#### [THE TASK]
Write the records below out again exactly as given, with no images.

#### [INPUT ROWS]

::::

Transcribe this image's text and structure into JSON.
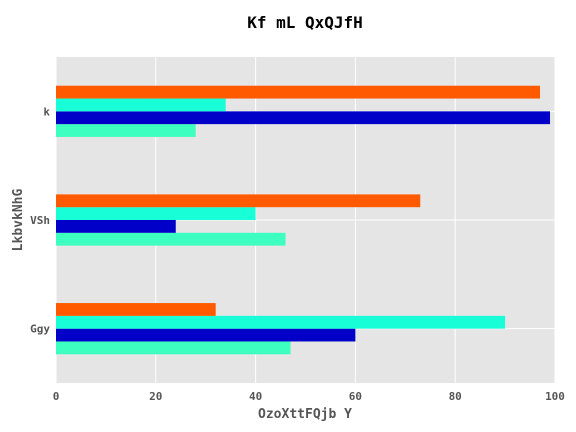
{
  "chart_data": {
    "type": "bar",
    "orientation": "horizontal",
    "title": "Kf mL QxQJfH",
    "xlabel": "OzoXttFQjb Y",
    "ylabel": "LkbvkNhG",
    "categories": [
      "Ggy",
      "VSh",
      "k"
    ],
    "xlim": [
      0,
      100
    ],
    "xticks": [
      0,
      20,
      40,
      60,
      80,
      100
    ],
    "grid": true,
    "legend": "none",
    "series": [
      {
        "color": "#3dffc0",
        "values": [
          47,
          46,
          28
        ]
      },
      {
        "color": "#0000c8",
        "values": [
          60,
          24,
          99
        ]
      },
      {
        "color": "#18ffd8",
        "values": [
          90,
          40,
          34
        ]
      },
      {
        "color": "#ff5a00",
        "values": [
          32,
          73,
          97
        ]
      }
    ]
  }
}
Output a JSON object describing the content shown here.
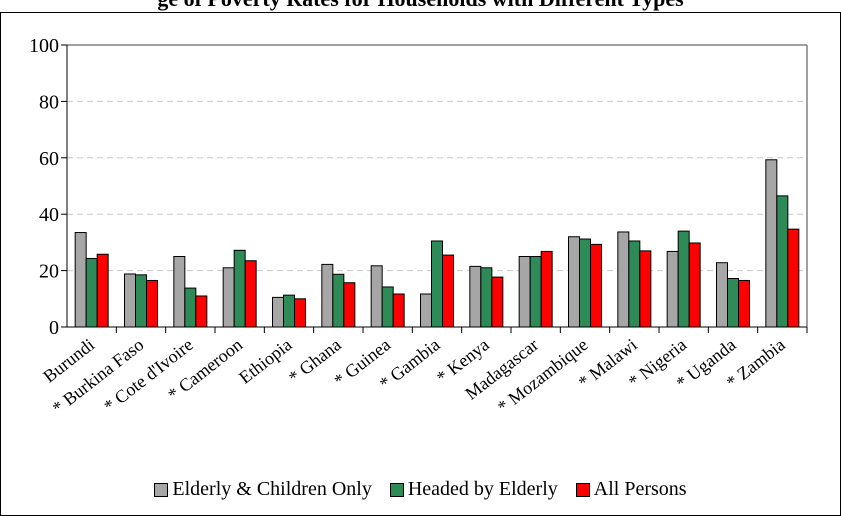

::::

#### [TASK RESULT]
Transcribe this image's text and structure into JSON.
{
  "chart_data": {
    "type": "bar",
    "orientation": "horizontal",
    "title": "Kf mL QxQJfH",
    "xlabel": "OzoXttFQjb Y",
    "ylabel": "LkbvkNhG",
    "categories": [
      "Ggy",
      "VSh",
      "k"
    ],
    "xlim": [
      0,
      100
    ],
    "xticks": [
      0,
      20,
      40,
      60,
      80,
      100
    ],
    "grid": true,
    "legend": "none",
    "series": [
      {
        "color": "#3dffc0",
        "values": [
          47,
          46,
          28
        ]
      },
      {
        "color": "#0000c8",
        "values": [
          60,
          24,
          99
        ]
      },
      {
        "color": "#18ffd8",
        "values": [
          90,
          40,
          34
        ]
      },
      {
        "color": "#ff5a00",
        "values": [
          32,
          73,
          97
        ]
      }
    ]
  }
}
Output a JSON object describing the content shown here.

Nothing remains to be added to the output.